Requirements - Pull each line holding the word "under" from the data.

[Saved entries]
* * *

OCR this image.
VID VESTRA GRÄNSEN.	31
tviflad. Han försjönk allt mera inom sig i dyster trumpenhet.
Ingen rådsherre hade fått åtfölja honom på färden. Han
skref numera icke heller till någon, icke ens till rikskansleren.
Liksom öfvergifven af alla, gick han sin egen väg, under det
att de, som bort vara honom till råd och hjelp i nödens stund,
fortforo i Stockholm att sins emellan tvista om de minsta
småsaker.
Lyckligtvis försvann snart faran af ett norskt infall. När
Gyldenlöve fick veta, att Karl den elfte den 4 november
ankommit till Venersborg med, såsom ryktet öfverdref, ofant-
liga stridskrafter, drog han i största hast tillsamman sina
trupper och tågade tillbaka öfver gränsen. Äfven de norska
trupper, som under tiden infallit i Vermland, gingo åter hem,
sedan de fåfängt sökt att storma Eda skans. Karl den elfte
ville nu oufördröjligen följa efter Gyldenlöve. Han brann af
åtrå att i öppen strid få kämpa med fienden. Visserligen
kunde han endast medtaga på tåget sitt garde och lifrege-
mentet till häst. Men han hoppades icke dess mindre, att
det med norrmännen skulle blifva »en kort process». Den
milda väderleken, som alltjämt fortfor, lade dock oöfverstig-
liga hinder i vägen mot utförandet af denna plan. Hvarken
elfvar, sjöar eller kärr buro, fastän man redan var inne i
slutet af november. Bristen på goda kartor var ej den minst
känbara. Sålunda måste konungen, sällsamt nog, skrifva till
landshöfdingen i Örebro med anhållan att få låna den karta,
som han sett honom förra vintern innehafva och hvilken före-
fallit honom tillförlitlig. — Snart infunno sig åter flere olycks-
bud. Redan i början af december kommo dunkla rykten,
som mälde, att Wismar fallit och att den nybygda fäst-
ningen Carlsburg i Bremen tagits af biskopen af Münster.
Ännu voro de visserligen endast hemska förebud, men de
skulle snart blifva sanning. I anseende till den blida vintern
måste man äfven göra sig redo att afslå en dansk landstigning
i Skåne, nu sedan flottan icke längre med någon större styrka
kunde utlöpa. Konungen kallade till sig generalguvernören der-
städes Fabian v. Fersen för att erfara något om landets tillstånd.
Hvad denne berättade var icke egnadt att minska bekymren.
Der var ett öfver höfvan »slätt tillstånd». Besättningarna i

* * *

Finished answer -
Liksom öfvergifven af alla, gick han sin egen väg, under det
trupper, som under tiden infallit i Vermland, gingo åter hem,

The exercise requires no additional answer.